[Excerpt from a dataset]
>> start

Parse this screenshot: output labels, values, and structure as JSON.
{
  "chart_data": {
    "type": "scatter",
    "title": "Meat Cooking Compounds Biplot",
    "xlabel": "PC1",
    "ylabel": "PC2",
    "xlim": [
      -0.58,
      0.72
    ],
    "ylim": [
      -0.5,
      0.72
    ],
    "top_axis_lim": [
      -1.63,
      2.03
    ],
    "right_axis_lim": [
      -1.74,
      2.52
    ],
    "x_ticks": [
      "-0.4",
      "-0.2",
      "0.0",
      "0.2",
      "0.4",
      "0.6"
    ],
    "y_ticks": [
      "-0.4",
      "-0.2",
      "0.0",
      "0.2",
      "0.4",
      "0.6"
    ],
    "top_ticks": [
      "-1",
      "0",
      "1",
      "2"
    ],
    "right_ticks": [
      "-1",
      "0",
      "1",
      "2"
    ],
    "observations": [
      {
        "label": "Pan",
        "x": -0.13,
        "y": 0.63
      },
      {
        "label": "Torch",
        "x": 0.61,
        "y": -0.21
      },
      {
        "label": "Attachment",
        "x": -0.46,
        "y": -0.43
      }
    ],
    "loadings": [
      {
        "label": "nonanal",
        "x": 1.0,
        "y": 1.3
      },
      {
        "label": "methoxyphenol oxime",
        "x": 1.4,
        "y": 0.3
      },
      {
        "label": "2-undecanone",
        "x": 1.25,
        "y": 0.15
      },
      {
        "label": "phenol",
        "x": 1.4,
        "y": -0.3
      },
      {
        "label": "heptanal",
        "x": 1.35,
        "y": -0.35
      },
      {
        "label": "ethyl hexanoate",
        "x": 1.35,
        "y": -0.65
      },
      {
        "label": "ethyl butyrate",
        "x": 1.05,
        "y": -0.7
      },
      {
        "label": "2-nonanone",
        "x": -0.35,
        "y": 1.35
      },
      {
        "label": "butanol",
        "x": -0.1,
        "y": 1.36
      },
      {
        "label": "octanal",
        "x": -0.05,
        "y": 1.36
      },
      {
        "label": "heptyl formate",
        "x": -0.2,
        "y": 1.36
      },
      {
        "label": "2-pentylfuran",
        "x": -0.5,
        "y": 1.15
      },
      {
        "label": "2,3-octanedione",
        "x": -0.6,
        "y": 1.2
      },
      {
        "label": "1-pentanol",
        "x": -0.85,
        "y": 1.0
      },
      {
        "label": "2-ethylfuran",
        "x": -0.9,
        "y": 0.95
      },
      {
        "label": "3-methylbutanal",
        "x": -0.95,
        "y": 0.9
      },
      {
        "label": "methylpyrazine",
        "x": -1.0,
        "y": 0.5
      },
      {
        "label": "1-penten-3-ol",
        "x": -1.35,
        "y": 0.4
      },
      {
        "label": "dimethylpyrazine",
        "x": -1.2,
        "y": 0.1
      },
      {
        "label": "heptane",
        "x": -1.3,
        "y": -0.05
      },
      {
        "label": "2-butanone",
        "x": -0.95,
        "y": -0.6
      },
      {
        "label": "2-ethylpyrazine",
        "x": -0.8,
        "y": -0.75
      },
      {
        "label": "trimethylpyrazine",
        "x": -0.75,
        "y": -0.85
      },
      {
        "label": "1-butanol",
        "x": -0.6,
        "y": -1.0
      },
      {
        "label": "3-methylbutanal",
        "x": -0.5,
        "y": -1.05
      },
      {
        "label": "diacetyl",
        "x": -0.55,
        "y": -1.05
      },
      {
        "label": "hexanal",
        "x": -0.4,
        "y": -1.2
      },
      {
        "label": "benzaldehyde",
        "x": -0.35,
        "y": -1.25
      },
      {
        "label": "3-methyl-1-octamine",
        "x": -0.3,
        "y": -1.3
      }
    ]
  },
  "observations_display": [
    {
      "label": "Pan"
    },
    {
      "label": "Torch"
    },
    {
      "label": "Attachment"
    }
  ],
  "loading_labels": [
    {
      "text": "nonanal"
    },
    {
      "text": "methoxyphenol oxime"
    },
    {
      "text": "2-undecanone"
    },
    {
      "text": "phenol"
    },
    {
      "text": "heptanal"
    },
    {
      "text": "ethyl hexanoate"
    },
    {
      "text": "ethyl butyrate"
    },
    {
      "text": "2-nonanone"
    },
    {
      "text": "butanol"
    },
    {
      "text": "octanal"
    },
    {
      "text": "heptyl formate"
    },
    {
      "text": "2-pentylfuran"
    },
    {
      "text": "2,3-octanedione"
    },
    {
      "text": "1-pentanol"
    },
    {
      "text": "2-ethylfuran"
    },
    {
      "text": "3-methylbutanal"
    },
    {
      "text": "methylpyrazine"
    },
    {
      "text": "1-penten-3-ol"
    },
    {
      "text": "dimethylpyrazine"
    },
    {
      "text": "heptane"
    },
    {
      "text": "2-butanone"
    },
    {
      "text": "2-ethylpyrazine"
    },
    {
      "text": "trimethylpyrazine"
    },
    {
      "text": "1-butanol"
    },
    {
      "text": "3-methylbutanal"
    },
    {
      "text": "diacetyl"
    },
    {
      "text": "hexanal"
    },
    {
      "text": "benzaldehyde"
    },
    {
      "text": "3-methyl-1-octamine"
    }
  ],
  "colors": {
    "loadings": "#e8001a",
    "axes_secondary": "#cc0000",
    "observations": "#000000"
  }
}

>> end

Task prompt: Return every line containing "octanedione".

Output for this task:
        "label": "2,3-octanedione",
      "text": "2,3-octanedione"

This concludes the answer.